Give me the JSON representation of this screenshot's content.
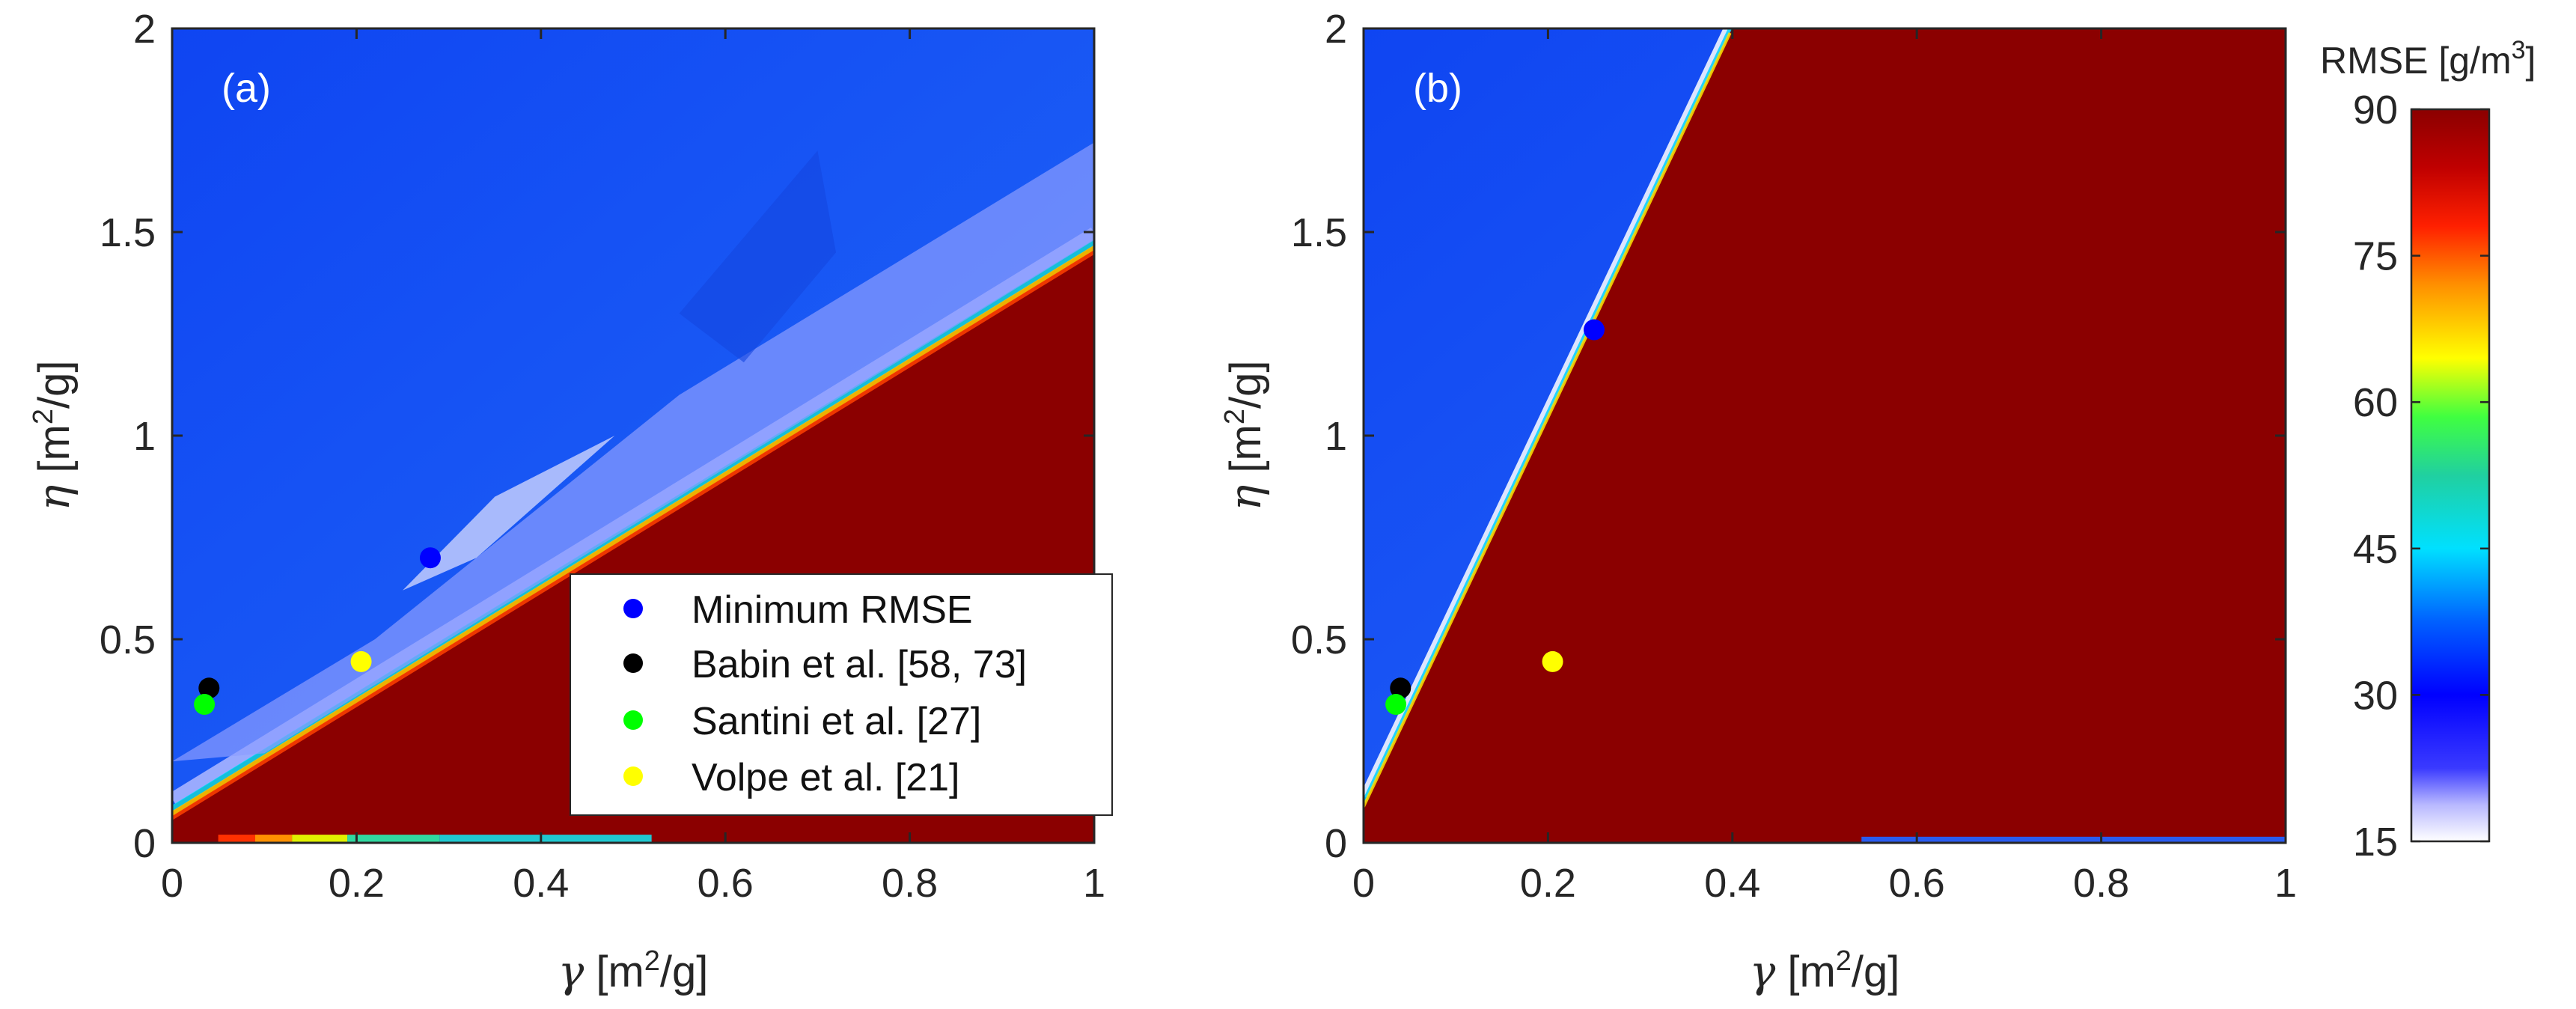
{
  "colors": {
    "high_region": "#8b0000",
    "low_region": "#1a56f0",
    "axis": "#262626",
    "minimum_marker": "#0000ff",
    "babin_marker": "#000000",
    "santini_marker": "#00ff00",
    "volpe_marker": "#ffff00"
  },
  "chart_data": [
    {
      "type": "heatmap",
      "panel_label": "(a)",
      "xlabel": {
        "symbol": "γ",
        "text": " [m",
        "sup": "2",
        "tail": "/g]"
      },
      "ylabel": {
        "symbol": "η",
        "text": " [m",
        "sup": "2",
        "tail": "/g]"
      },
      "xlim": [
        0,
        1
      ],
      "ylim": [
        0,
        2
      ],
      "xticks": [
        0,
        0.2,
        0.4,
        0.6,
        0.8,
        1
      ],
      "xtick_labels": [
        "0",
        "0.2",
        "0.4",
        "0.6",
        "0.8",
        "1"
      ],
      "yticks": [
        0,
        0.5,
        1,
        1.5,
        2
      ],
      "ytick_labels": [
        "0",
        "0.5",
        "1",
        "1.5",
        "2"
      ],
      "saturation_boundary": {
        "eta_at_gamma_0": 0.09,
        "slope": 1.39
      },
      "points": [
        {
          "name": "Minimum RMSE",
          "gamma": 0.28,
          "eta": 0.7,
          "color": "#0000ff"
        },
        {
          "name": "Babin et al. [58, 73]",
          "gamma": 0.04,
          "eta": 0.38,
          "color": "#000000"
        },
        {
          "name": "Santini et al. [27]",
          "gamma": 0.035,
          "eta": 0.34,
          "color": "#00ff00"
        },
        {
          "name": "Volpe et al. [21]",
          "gamma": 0.205,
          "eta": 0.445,
          "color": "#ffff00"
        }
      ],
      "legend": {
        "position": "bottom-right",
        "entries": [
          "Minimum RMSE",
          "Babin et al. [58, 73]",
          "Santini et al. [27]",
          "Volpe et al. [21]"
        ]
      }
    },
    {
      "type": "heatmap",
      "panel_label": "(b)",
      "xlabel": {
        "symbol": "γ",
        "text": " [m",
        "sup": "2",
        "tail": "/g]"
      },
      "ylabel": {
        "symbol": "η",
        "text": " [m",
        "sup": "2",
        "tail": "/g]"
      },
      "xlim": [
        0,
        1
      ],
      "ylim": [
        0,
        2
      ],
      "xticks": [
        0,
        0.2,
        0.4,
        0.6,
        0.8,
        1
      ],
      "xtick_labels": [
        "0",
        "0.2",
        "0.4",
        "0.6",
        "0.8",
        "1"
      ],
      "yticks": [
        0,
        0.5,
        1,
        1.5,
        2
      ],
      "ytick_labels": [
        "0",
        "0.5",
        "1",
        "1.5",
        "2"
      ],
      "saturation_boundary": {
        "eta_at_gamma_0": 0.1,
        "slope": 4.78
      },
      "points": [
        {
          "name": "Minimum RMSE",
          "gamma": 0.25,
          "eta": 1.26,
          "color": "#0000ff"
        },
        {
          "name": "Babin et al. [58, 73]",
          "gamma": 0.04,
          "eta": 0.38,
          "color": "#000000"
        },
        {
          "name": "Santini et al. [27]",
          "gamma": 0.035,
          "eta": 0.34,
          "color": "#00ff00"
        },
        {
          "name": "Volpe et al. [21]",
          "gamma": 0.205,
          "eta": 0.445,
          "color": "#ffff00"
        }
      ]
    }
  ],
  "colorbar": {
    "title": "RMSE [g/m",
    "title_sup": "3",
    "title_tail": "]",
    "range": [
      15,
      90
    ],
    "ticks": [
      15,
      30,
      45,
      60,
      75,
      90
    ],
    "tick_labels": [
      "15",
      "30",
      "45",
      "60",
      "75",
      "90"
    ],
    "colormap": "jet with white-to-blue low end"
  }
}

☆ ☆ ☆ ☆

» **Task goal**
From the data, collect all lines where the string "RMSE" appears.

» **The solution**
          "name": "Minimum RMSE",
          "Minimum RMSE",
          "name": "Minimum RMSE",
    "title": "RMSE [g/m",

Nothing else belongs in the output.